# The records:
--- start ---

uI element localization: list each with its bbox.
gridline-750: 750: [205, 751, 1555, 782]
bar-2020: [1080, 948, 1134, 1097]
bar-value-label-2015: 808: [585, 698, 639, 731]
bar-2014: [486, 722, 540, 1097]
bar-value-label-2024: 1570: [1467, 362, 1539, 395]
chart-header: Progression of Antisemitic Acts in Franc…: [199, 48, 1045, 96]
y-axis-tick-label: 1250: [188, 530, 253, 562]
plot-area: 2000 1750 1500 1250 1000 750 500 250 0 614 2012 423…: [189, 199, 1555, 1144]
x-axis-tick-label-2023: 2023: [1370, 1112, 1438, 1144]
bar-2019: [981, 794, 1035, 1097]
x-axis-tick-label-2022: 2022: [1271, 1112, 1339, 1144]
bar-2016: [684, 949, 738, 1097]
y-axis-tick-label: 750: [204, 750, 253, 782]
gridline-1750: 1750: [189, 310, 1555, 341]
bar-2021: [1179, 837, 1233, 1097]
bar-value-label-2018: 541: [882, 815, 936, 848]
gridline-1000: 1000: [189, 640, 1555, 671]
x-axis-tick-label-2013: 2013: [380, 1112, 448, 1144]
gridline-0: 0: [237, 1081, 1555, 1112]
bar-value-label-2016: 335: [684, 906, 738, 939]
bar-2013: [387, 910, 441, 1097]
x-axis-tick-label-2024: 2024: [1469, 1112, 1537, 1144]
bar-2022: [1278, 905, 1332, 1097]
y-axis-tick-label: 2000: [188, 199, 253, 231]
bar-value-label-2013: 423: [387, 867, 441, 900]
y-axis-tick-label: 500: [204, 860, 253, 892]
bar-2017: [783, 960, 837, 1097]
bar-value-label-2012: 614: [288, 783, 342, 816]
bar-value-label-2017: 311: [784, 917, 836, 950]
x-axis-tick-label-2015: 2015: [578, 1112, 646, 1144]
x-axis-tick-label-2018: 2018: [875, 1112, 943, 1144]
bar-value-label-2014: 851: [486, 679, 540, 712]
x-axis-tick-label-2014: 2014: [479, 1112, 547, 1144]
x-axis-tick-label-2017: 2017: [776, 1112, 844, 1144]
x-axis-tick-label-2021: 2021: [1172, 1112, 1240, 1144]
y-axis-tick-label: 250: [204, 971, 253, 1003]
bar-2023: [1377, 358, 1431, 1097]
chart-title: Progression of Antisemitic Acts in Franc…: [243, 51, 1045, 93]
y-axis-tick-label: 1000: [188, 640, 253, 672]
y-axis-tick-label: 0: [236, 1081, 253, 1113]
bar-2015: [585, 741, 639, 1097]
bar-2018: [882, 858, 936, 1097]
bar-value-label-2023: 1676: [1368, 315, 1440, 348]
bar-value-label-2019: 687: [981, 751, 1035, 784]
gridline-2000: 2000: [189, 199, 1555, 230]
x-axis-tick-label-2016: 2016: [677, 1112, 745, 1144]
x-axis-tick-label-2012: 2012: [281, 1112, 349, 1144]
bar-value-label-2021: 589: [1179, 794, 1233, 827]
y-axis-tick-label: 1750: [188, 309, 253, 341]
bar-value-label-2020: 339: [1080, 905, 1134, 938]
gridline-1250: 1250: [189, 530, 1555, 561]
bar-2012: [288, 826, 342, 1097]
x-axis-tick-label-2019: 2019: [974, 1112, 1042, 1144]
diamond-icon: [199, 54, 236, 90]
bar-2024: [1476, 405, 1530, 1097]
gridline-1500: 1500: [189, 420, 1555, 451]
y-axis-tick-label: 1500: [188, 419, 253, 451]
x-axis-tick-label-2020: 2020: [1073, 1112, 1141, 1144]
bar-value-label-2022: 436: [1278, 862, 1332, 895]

--- end ---

Please switch every "y-axis-tick-label" in the listing above to "vertical-scale-label" and give the listing again, otherwise unchanged.

uI element localization: list each with its bbox.
gridline-750: 750: [205, 751, 1555, 782]
bar-2020: [1080, 948, 1134, 1097]
bar-value-label-2015: 808: [585, 698, 639, 731]
bar-2014: [486, 722, 540, 1097]
bar-value-label-2024: 1570: [1467, 362, 1539, 395]
chart-header: Progression of Antisemitic Acts in Franc…: [199, 48, 1045, 96]
vertical-scale-label: 1250: [188, 530, 253, 562]
plot-area: 2000 1750 1500 1250 1000 750 500 250 0 614 2012 423…: [189, 199, 1555, 1144]
x-axis-tick-label-2023: 2023: [1370, 1112, 1438, 1144]
bar-2019: [981, 794, 1035, 1097]
x-axis-tick-label-2022: 2022: [1271, 1112, 1339, 1144]
bar-2016: [684, 949, 738, 1097]
vertical-scale-label: 750: [204, 750, 253, 782]
gridline-1750: 1750: [189, 310, 1555, 341]
bar-2021: [1179, 837, 1233, 1097]
bar-value-label-2018: 541: [882, 815, 936, 848]
gridline-1000: 1000: [189, 640, 1555, 671]
x-axis-tick-label-2013: 2013: [380, 1112, 448, 1144]
gridline-0: 0: [237, 1081, 1555, 1112]
bar-value-label-2016: 335: [684, 906, 738, 939]
bar-2013: [387, 910, 441, 1097]
x-axis-tick-label-2024: 2024: [1469, 1112, 1537, 1144]
bar-2022: [1278, 905, 1332, 1097]
vertical-scale-label: 2000: [188, 199, 253, 231]
bar-value-label-2013: 423: [387, 867, 441, 900]
vertical-scale-label: 500: [204, 860, 253, 892]
bar-2017: [783, 960, 837, 1097]
bar-value-label-2012: 614: [288, 783, 342, 816]
bar-value-label-2017: 311: [784, 917, 836, 950]
x-axis-tick-label-2015: 2015: [578, 1112, 646, 1144]
x-axis-tick-label-2018: 2018: [875, 1112, 943, 1144]
bar-value-label-2014: 851: [486, 679, 540, 712]
x-axis-tick-label-2014: 2014: [479, 1112, 547, 1144]
x-axis-tick-label-2017: 2017: [776, 1112, 844, 1144]
x-axis-tick-label-2021: 2021: [1172, 1112, 1240, 1144]
vertical-scale-label: 250: [204, 971, 253, 1003]
bar-2023: [1377, 358, 1431, 1097]
chart-title: Progression of Antisemitic Acts in Franc…: [243, 51, 1045, 93]
vertical-scale-label: 1000: [188, 640, 253, 672]
vertical-scale-label: 0: [236, 1081, 253, 1113]
bar-2015: [585, 741, 639, 1097]
bar-2018: [882, 858, 936, 1097]
bar-value-label-2023: 1676: [1368, 315, 1440, 348]
bar-value-label-2019: 687: [981, 751, 1035, 784]
gridline-2000: 2000: [189, 199, 1555, 230]
x-axis-tick-label-2016: 2016: [677, 1112, 745, 1144]
x-axis-tick-label-2012: 2012: [281, 1112, 349, 1144]
bar-value-label-2021: 589: [1179, 794, 1233, 827]
vertical-scale-label: 1750: [188, 309, 253, 341]
bar-value-label-2020: 339: [1080, 905, 1134, 938]
gridline-1250: 1250: [189, 530, 1555, 561]
bar-2012: [288, 826, 342, 1097]
x-axis-tick-label-2019: 2019: [974, 1112, 1042, 1144]
diamond-icon: [199, 54, 236, 90]
bar-2024: [1476, 405, 1530, 1097]
gridline-1500: 1500: [189, 420, 1555, 451]
vertical-scale-label: 1500: [188, 419, 253, 451]
x-axis-tick-label-2020: 2020: [1073, 1112, 1141, 1144]
bar-value-label-2022: 436: [1278, 862, 1332, 895]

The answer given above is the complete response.